> _Exercise goal_: Exactly repeat the full listing that follows.

[Start Supplied data]

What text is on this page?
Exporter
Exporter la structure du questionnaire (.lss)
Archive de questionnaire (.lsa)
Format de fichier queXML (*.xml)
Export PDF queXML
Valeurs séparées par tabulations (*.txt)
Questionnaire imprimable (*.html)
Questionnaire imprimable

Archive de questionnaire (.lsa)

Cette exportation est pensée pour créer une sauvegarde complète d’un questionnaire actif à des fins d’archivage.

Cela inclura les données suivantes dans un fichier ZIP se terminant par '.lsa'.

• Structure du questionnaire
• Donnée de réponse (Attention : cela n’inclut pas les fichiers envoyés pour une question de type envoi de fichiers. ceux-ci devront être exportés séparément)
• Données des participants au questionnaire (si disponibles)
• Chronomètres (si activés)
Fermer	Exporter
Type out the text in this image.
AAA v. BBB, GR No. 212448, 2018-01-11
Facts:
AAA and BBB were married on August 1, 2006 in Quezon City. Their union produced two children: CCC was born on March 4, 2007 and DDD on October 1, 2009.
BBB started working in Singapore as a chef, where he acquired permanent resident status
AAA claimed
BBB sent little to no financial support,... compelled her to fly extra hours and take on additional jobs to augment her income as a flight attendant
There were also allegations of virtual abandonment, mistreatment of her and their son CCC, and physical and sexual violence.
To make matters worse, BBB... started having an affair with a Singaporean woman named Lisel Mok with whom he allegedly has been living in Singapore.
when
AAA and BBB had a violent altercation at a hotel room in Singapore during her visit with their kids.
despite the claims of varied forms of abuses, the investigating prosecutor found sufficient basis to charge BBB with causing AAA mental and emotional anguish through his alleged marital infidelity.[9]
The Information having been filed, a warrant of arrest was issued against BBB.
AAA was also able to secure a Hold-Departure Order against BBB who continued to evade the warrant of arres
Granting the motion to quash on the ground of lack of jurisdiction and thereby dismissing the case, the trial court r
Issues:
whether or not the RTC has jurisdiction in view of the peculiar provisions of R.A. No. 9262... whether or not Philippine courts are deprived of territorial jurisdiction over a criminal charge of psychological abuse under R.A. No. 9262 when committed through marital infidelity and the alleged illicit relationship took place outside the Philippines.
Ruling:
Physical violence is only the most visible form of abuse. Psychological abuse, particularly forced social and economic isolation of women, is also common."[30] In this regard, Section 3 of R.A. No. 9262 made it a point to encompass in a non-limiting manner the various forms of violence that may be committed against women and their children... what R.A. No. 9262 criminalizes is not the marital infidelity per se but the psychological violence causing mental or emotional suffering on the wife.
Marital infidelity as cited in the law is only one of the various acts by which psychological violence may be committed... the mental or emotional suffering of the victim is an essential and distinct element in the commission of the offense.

[End Supplied data]

> _Written solution_:
What text is on this page?
Exporter
Exporter la structure du questionnaire (.lss)
Archive de questionnaire (.lsa)
Format de fichier queXML (*.xml)
Export PDF queXML
Valeurs séparées par tabulations (*.txt)
Questionnaire imprimable (*.html)
Questionnaire imprimable

Archive de questionnaire (.lsa)

Cette exportation est pensée pour créer une sauvegarde complète d’un questionnaire actif à des fins d’archivage.

Cela inclura les données suivantes dans un fichier ZIP se terminant par '.lsa'.

• Structure du questionnaire
• Donnée de réponse (Attention : cela n’inclut pas les fichiers envoyés pour une question de type envoi de fichiers. ceux-ci devront être exportés séparément)
• Données des participants au questionnaire (si disponibles)
• Chronomètres (si activés)
Fermer	Exporter
Type out the text in this image.
AAA v. BBB, GR No. 212448, 2018-01-11
Facts:
AAA and BBB were married on August 1, 2006 in Quezon City. Their union produced two children: CCC was born on March 4, 2007 and DDD on October 1, 2009.
BBB started working in Singapore as a chef, where he acquired permanent resident status
AAA claimed
BBB sent little to no financial support,... compelled her to fly extra hours and take on additional jobs to augment her income as a flight attendant
There were also allegations of virtual abandonment, mistreatment of her and their son CCC, and physical and sexual violence.
To make matters worse, BBB... started having an affair with a Singaporean woman named Lisel Mok with whom he allegedly has been living in Singapore.
when
AAA and BBB had a violent altercation at a hotel room in Singapore during her visit with their kids.
despite the claims of varied forms of abuses, the investigating prosecutor found sufficient basis to charge BBB with causing AAA mental and emotional anguish through his alleged marital infidelity.[9]
The Information having been filed, a warrant of arrest was issued against BBB.
AAA was also able to secure a Hold-Departure Order against BBB who continued to evade the warrant of arres
Granting the motion to quash on the ground of lack of jurisdiction and thereby dismissing the case, the trial court r
Issues:
whether or not the RTC has jurisdiction in view of the peculiar provisions of R.A. No. 9262... whether or not Philippine courts are deprived of territorial jurisdiction over a criminal charge of psychological abuse under R.A. No. 9262 when committed through marital infidelity and the alleged illicit relationship took place outside the Philippines.
Ruling:
Physical violence is only the most visible form of abuse. Psychological abuse, particularly forced social and economic isolation of women, is also common."[30] In this regard, Section 3 of R.A. No. 9262 made it a point to encompass in a non-limiting manner the various forms of violence that may be committed against women and their children... what R.A. No. 9262 criminalizes is not the marital infidelity per se but the psychological violence causing mental or emotional suffering on the wife.
Marital infidelity as cited in the law is only one of the various acts by which psychological violence may be committed... the mental or emotional suffering of the victim is an essential and distinct element in the commission of the offense.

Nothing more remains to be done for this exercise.